Filter the records below down to lines containing "title".
— begin —
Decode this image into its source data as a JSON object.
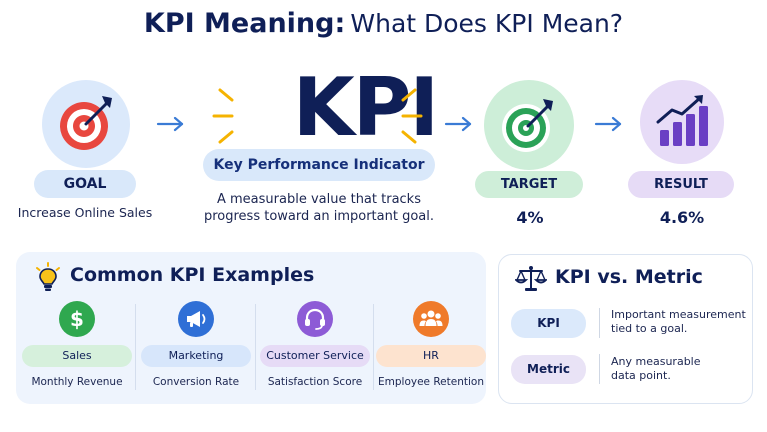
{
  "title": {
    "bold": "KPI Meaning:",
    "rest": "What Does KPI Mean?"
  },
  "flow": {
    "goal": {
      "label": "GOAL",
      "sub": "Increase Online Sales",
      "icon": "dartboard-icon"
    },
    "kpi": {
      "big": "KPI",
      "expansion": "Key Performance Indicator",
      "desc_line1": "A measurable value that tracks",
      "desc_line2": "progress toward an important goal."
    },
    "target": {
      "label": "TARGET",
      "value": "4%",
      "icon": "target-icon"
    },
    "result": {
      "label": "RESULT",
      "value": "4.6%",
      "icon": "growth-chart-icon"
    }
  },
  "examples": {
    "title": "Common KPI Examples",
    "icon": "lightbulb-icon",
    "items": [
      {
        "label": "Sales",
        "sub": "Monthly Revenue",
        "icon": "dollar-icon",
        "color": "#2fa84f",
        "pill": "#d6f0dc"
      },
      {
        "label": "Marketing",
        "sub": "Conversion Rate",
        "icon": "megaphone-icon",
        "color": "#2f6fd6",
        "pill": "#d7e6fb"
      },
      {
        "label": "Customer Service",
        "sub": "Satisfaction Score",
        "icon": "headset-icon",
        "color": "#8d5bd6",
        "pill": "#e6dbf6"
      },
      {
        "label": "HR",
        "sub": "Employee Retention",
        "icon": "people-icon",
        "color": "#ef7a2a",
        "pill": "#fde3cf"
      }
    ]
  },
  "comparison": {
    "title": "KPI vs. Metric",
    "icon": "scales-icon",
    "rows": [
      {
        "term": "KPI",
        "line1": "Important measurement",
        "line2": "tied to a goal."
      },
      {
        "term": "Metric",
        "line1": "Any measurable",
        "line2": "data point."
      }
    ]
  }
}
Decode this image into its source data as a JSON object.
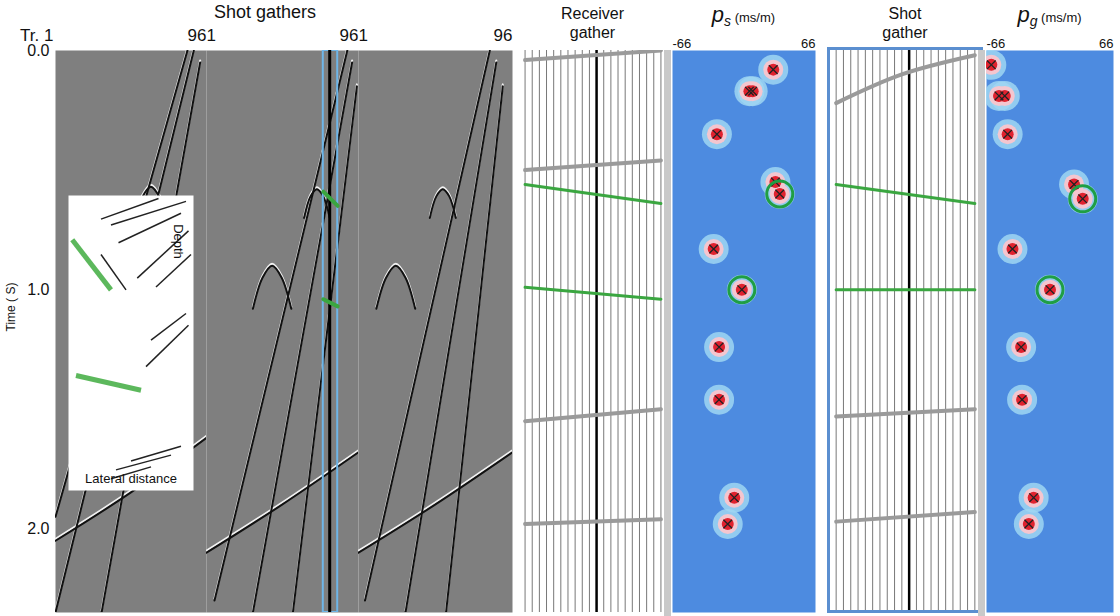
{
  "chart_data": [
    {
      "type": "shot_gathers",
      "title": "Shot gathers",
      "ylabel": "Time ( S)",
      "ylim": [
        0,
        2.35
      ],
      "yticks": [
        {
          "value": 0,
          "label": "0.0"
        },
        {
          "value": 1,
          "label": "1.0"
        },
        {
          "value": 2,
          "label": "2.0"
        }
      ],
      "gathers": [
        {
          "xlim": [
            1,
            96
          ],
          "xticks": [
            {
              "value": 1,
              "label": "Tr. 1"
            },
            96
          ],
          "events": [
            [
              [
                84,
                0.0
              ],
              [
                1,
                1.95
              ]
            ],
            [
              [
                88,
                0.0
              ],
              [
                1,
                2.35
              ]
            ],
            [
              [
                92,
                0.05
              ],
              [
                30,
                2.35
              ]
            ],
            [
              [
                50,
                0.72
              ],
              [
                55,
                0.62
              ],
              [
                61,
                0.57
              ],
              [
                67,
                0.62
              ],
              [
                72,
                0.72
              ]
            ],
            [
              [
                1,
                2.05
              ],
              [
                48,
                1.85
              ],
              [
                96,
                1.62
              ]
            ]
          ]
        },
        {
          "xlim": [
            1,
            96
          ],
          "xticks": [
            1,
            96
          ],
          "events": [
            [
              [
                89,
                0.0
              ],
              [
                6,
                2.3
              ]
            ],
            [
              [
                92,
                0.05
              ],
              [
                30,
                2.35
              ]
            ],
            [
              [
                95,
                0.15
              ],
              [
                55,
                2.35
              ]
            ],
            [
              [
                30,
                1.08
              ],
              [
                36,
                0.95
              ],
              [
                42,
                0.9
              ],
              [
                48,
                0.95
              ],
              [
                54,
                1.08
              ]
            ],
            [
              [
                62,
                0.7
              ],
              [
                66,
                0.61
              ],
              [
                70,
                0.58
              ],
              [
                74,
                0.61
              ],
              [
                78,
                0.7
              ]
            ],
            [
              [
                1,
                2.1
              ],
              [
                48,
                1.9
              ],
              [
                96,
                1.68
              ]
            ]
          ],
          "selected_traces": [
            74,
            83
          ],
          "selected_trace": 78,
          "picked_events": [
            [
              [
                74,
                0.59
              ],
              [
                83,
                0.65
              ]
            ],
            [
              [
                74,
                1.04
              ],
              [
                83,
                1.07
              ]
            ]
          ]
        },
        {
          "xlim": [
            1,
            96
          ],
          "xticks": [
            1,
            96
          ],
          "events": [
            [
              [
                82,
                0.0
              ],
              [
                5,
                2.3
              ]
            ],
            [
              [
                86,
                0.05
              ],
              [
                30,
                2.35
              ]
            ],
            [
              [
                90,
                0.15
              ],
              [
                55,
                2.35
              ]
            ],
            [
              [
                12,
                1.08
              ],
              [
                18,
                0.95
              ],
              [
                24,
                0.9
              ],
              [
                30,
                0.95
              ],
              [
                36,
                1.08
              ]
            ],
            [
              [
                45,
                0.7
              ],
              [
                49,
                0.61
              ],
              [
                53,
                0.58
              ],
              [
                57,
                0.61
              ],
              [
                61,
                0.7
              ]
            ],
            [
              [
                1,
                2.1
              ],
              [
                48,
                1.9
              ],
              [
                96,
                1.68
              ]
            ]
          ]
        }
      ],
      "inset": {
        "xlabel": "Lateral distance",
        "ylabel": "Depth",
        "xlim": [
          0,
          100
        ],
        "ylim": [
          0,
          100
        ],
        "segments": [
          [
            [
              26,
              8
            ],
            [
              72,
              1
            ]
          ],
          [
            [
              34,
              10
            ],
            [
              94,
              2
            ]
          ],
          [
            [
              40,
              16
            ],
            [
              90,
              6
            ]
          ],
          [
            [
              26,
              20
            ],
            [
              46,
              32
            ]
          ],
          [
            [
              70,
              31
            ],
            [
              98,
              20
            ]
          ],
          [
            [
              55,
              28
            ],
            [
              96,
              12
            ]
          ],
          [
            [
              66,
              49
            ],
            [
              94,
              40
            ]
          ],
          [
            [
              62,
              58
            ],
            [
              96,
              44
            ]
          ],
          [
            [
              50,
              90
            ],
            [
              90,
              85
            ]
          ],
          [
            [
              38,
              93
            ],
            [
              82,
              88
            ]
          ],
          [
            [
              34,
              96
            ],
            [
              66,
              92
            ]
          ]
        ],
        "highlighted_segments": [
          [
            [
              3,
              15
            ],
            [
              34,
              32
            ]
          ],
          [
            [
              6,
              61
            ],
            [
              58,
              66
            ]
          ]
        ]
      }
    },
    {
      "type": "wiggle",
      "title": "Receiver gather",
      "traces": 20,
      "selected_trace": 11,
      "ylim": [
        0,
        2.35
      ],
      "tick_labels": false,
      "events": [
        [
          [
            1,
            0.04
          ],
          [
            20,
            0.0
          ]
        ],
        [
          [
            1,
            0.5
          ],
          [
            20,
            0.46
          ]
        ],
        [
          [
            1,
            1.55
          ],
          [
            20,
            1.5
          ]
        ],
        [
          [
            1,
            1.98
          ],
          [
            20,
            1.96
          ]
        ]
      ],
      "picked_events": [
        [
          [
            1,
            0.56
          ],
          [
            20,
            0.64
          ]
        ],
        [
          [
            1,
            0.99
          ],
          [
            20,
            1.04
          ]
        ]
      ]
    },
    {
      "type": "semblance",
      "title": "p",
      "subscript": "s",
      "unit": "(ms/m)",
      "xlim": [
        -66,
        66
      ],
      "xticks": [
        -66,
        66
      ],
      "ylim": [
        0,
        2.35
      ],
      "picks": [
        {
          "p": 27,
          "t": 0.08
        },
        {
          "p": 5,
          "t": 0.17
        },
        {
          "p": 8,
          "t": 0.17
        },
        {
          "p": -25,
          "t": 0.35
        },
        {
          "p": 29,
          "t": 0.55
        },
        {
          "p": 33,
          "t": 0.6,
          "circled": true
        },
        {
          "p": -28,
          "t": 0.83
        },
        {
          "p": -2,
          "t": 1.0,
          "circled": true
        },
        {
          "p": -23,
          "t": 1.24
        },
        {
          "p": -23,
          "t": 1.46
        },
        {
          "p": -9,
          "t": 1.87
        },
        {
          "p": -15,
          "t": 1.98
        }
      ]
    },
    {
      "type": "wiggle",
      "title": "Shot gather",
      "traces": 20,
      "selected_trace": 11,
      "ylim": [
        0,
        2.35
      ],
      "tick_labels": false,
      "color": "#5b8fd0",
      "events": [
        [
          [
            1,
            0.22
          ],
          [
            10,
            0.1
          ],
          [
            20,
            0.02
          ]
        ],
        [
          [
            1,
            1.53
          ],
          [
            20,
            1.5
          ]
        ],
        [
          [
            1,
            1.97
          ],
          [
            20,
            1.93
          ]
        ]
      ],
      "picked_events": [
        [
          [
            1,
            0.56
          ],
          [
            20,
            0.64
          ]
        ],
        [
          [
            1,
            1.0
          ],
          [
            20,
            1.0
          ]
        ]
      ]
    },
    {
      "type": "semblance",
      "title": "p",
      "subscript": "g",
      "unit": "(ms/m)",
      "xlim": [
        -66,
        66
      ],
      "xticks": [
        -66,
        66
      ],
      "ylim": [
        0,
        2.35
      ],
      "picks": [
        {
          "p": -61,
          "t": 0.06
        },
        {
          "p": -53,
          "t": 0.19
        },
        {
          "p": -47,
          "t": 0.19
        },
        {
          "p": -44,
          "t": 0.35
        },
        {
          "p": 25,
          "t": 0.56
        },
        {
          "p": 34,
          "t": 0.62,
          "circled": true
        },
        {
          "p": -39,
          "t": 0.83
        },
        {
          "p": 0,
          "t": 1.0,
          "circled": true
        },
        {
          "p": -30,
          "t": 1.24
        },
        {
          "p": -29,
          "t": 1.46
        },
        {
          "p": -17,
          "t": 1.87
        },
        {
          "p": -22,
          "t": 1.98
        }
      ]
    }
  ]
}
— end —
— begin —
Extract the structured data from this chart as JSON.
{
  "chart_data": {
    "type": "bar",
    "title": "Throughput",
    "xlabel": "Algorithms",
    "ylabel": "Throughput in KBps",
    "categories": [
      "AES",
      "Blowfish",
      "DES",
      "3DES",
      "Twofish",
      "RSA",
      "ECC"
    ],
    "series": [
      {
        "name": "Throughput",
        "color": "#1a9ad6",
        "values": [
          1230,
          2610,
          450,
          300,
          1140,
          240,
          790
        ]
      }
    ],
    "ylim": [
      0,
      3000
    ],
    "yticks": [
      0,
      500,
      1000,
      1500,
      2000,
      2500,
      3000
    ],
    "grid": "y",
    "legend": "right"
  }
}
— end —
■ **Solution**:
  "title": {
    "title": "Common KPI Examples",
    "title": "KPI vs. Metric",
      "title": "Shot gathers",
      "title": "Receiver gather",
      "title": "p",
      "title": "Shot gather",
      "title": "p",
    "title": "Throughput",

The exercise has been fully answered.